Written instruction
Go through the entries below and retype them exactly, omitting each picture.

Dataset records
<<<<

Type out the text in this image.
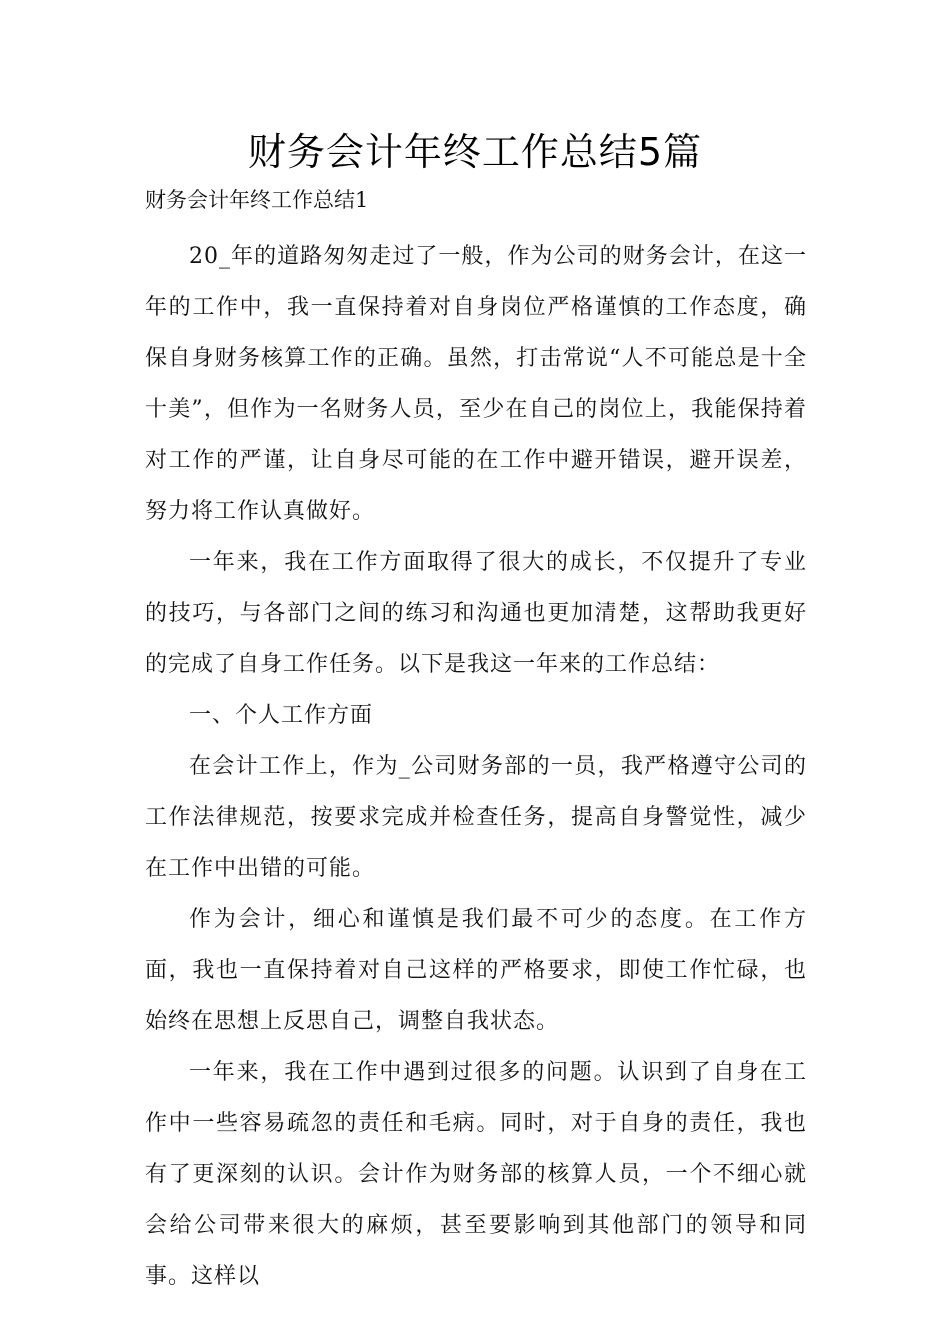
财务会计年终工作总结5篇

财务会计年终工作总结1

20_年的道路匆匆走过了一般，作为公司的财务会计，在这一年的工作中，我一直保持着对自身岗位严格谨慎的工作态度，确保自身财务核算工作的正确。虽然，打击常说“人不可能总是十全十美”，但作为一名财务人员，至少在自己的岗位上，我能保持着对工作的严谨，让自身尽可能的在工作中避开错误，避开误差，努力将工作认真做好。

一年来，我在工作方面取得了很大的成长，不仅提升了专业的技巧，与各部门之间的练习和沟通也更加清楚，这帮助我更好的完成了自身工作任务。以下是我这一年来的工作总结：

一、个人工作方面

在会计工作上，作为_公司财务部的一员，我严格遵守公司的工作法律规范，按要求完成并检查任务，提高自身警觉性，减少在工作中出错的可能。

作为会计，细心和谨慎是我们最不可少的态度。在工作方面，我也一直保持着对自己这样的严格要求，即使工作忙碌，也始终在思想上反思自己，调整自我状态。

一年来，我在工作中遇到过很多的问题。认识到了自身在工作中一些容易疏忽的责任和毛病。同时，对于自身的责任，我也有了更深刻的认识。会计作为财务部的核算人员，一个不细心就会给公司带来很大的麻烦，甚至要影响到其他部门的领导和同事。这样以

>>>>

Full response
Type out the text in this image.
财务会计年终工作总结5篇

财务会计年终工作总结1

20_年的道路匆匆走过了一般，作为公司的财务会计，在这一年的工作中，我一直保持着对自身岗位严格谨慎的工作态度，确保自身财务核算工作的正确。虽然，打击常说“人不可能总是十全十美”，但作为一名财务人员，至少在自己的岗位上，我能保持着对工作的严谨，让自身尽可能的在工作中避开错误，避开误差，努力将工作认真做好。

一年来，我在工作方面取得了很大的成长，不仅提升了专业的技巧，与各部门之间的练习和沟通也更加清楚，这帮助我更好的完成了自身工作任务。以下是我这一年来的工作总结：

一、个人工作方面

在会计工作上，作为_公司财务部的一员，我严格遵守公司的工作法律规范，按要求完成并检查任务，提高自身警觉性，减少在工作中出错的可能。

作为会计，细心和谨慎是我们最不可少的态度。在工作方面，我也一直保持着对自己这样的严格要求，即使工作忙碌，也始终在思想上反思自己，调整自我状态。

一年来，我在工作中遇到过很多的问题。认识到了自身在工作中一些容易疏忽的责任和毛病。同时，对于自身的责任，我也有了更深刻的认识。会计作为财务部的核算人员，一个不细心就会给公司带来很大的麻烦，甚至要影响到其他部门的领导和同事。这样以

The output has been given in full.